● WHAT TO PRODUCE:
With the pictures omitted, write out the entries that follow exactly as they stand.

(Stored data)
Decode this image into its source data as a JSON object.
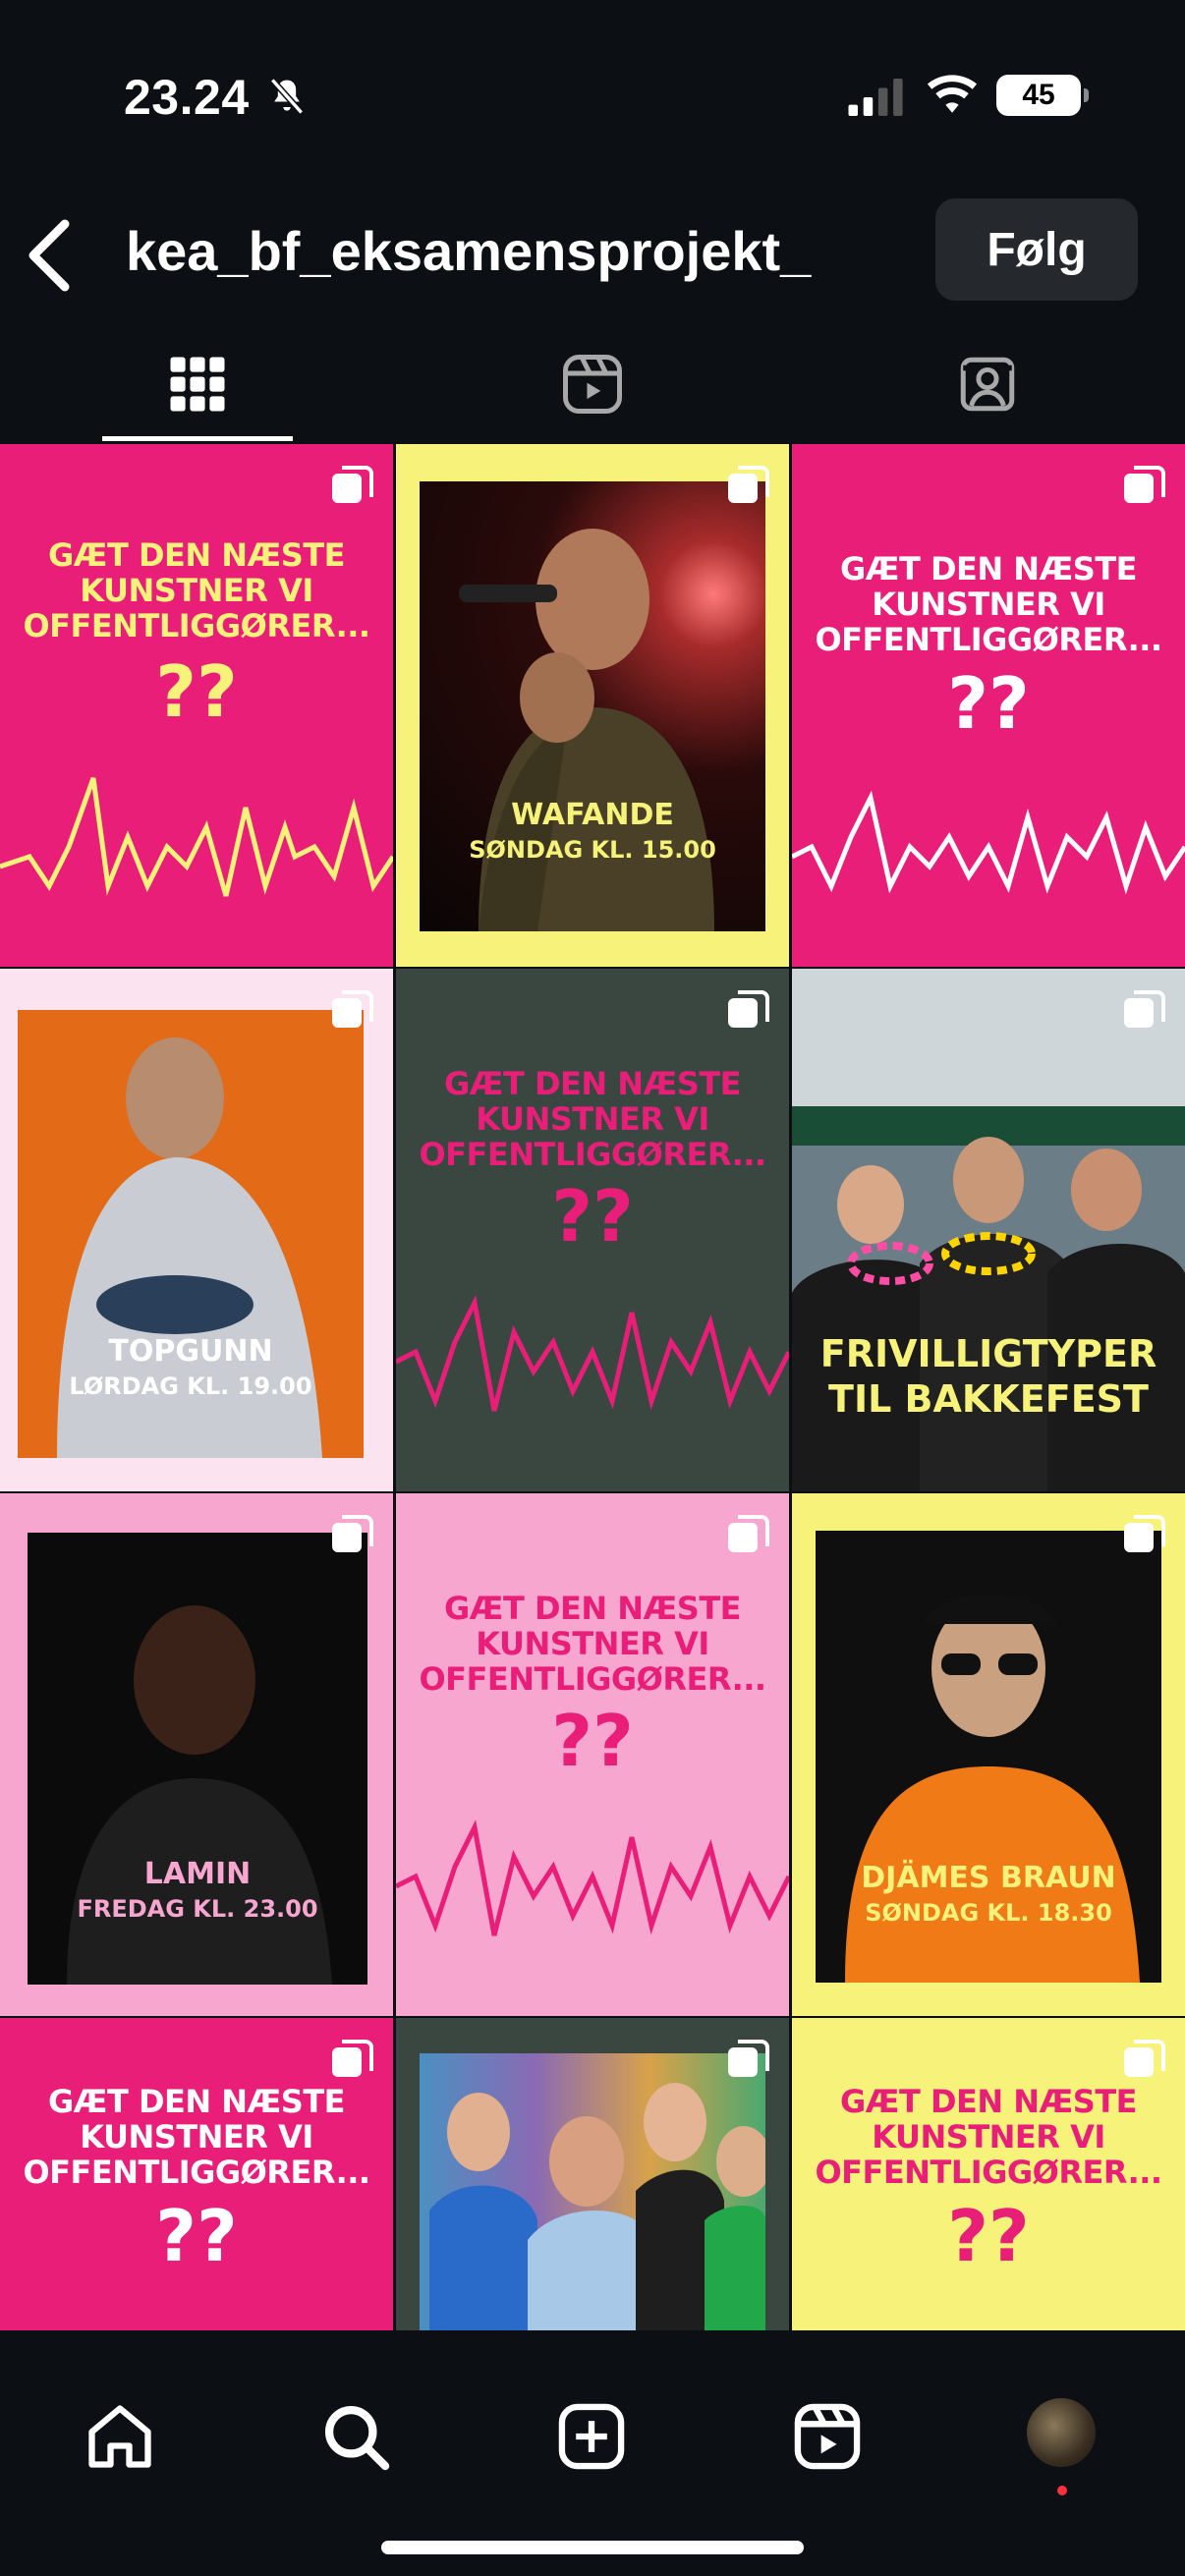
{
  "status_bar": {
    "time": "23.24",
    "battery": "45",
    "icons": [
      "bell-slash-icon",
      "signal-icon",
      "wifi-icon",
      "battery-icon"
    ]
  },
  "header": {
    "username": "kea_bf_eksamensprojekt_",
    "follow_label": "Følg",
    "back_icon": "chevron-left-icon"
  },
  "tabs": [
    {
      "name": "grid",
      "icon": "grid-icon",
      "active": true
    },
    {
      "name": "reels",
      "icon": "reels-icon",
      "active": false
    },
    {
      "name": "tagged",
      "icon": "tagged-icon",
      "active": false
    }
  ],
  "colors": {
    "pink": "#e91e79",
    "yellow": "#f7f27a",
    "dark_green": "#3a4640",
    "light_pink": "#f7a6d0",
    "bg": "#0c1014"
  },
  "posts": {
    "p1": {
      "line1": "GÆT DEN NÆSTE",
      "line2": "KUNSTNER VI",
      "line3": "OFFENTLIGGØRER...",
      "mark": "??"
    },
    "p2": {
      "name": "WAFANDE",
      "time": "SØNDAG KL. 15.00"
    },
    "p3": {
      "line1": "GÆT DEN NÆSTE",
      "line2": "KUNSTNER VI",
      "line3": "OFFENTLIGGØRER...",
      "mark": "??"
    },
    "p4": {
      "name": "TOPGUNN",
      "time": "LØRDAG KL. 19.00"
    },
    "p5": {
      "line1": "GÆT DEN NÆSTE",
      "line2": "KUNSTNER VI",
      "line3": "OFFENTLIGGØRER...",
      "mark": "??"
    },
    "p6": {
      "line1": "FRIVILLIGTYPER",
      "line2": "TIL BAKKEFEST"
    },
    "p7": {
      "name": "LAMIN",
      "time": "FREDAG KL. 23.00"
    },
    "p8": {
      "line1": "GÆT DEN NÆSTE",
      "line2": "KUNSTNER VI",
      "line3": "OFFENTLIGGØRER...",
      "mark": "??"
    },
    "p9": {
      "name": "DJÄMES BRAUN",
      "time": "SØNDAG KL. 18.30"
    },
    "p10": {
      "line1": "GÆT DEN NÆSTE",
      "line2": "KUNSTNER VI",
      "line3": "OFFENTLIGGØRER...",
      "mark": "??"
    },
    "p11": {},
    "p12": {
      "line1": "GÆT DEN NÆSTE",
      "line2": "KUNSTNER VI",
      "line3": "OFFENTLIGGØRER...",
      "mark": "??"
    }
  },
  "bottom_nav": {
    "items": [
      "home-icon",
      "search-icon",
      "create-icon",
      "reels-icon",
      "profile-avatar"
    ]
  }
}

● WRITTEN RESPONSE:
Decode this image into its source data as a JSON object.
{
  "status_bar": {
    "time": "23.24",
    "battery": "45",
    "icons": [
      "bell-slash-icon",
      "signal-icon",
      "wifi-icon",
      "battery-icon"
    ]
  },
  "header": {
    "username": "kea_bf_eksamensprojekt_",
    "follow_label": "Følg",
    "back_icon": "chevron-left-icon"
  },
  "tabs": [
    {
      "name": "grid",
      "icon": "grid-icon",
      "active": true
    },
    {
      "name": "reels",
      "icon": "reels-icon",
      "active": false
    },
    {
      "name": "tagged",
      "icon": "tagged-icon",
      "active": false
    }
  ],
  "colors": {
    "pink": "#e91e79",
    "yellow": "#f7f27a",
    "dark_green": "#3a4640",
    "light_pink": "#f7a6d0",
    "bg": "#0c1014"
  },
  "posts": {
    "p1": {
      "line1": "GÆT DEN NÆSTE",
      "line2": "KUNSTNER VI",
      "line3": "OFFENTLIGGØRER...",
      "mark": "??"
    },
    "p2": {
      "name": "WAFANDE",
      "time": "SØNDAG KL. 15.00"
    },
    "p3": {
      "line1": "GÆT DEN NÆSTE",
      "line2": "KUNSTNER VI",
      "line3": "OFFENTLIGGØRER...",
      "mark": "??"
    },
    "p4": {
      "name": "TOPGUNN",
      "time": "LØRDAG KL. 19.00"
    },
    "p5": {
      "line1": "GÆT DEN NÆSTE",
      "line2": "KUNSTNER VI",
      "line3": "OFFENTLIGGØRER...",
      "mark": "??"
    },
    "p6": {
      "line1": "FRIVILLIGTYPER",
      "line2": "TIL BAKKEFEST"
    },
    "p7": {
      "name": "LAMIN",
      "time": "FREDAG KL. 23.00"
    },
    "p8": {
      "line1": "GÆT DEN NÆSTE",
      "line2": "KUNSTNER VI",
      "line3": "OFFENTLIGGØRER...",
      "mark": "??"
    },
    "p9": {
      "name": "DJÄMES BRAUN",
      "time": "SØNDAG KL. 18.30"
    },
    "p10": {
      "line1": "GÆT DEN NÆSTE",
      "line2": "KUNSTNER VI",
      "line3": "OFFENTLIGGØRER...",
      "mark": "??"
    },
    "p11": {},
    "p12": {
      "line1": "GÆT DEN NÆSTE",
      "line2": "KUNSTNER VI",
      "line3": "OFFENTLIGGØRER...",
      "mark": "??"
    }
  },
  "bottom_nav": {
    "items": [
      "home-icon",
      "search-icon",
      "create-icon",
      "reels-icon",
      "profile-avatar"
    ]
  }
}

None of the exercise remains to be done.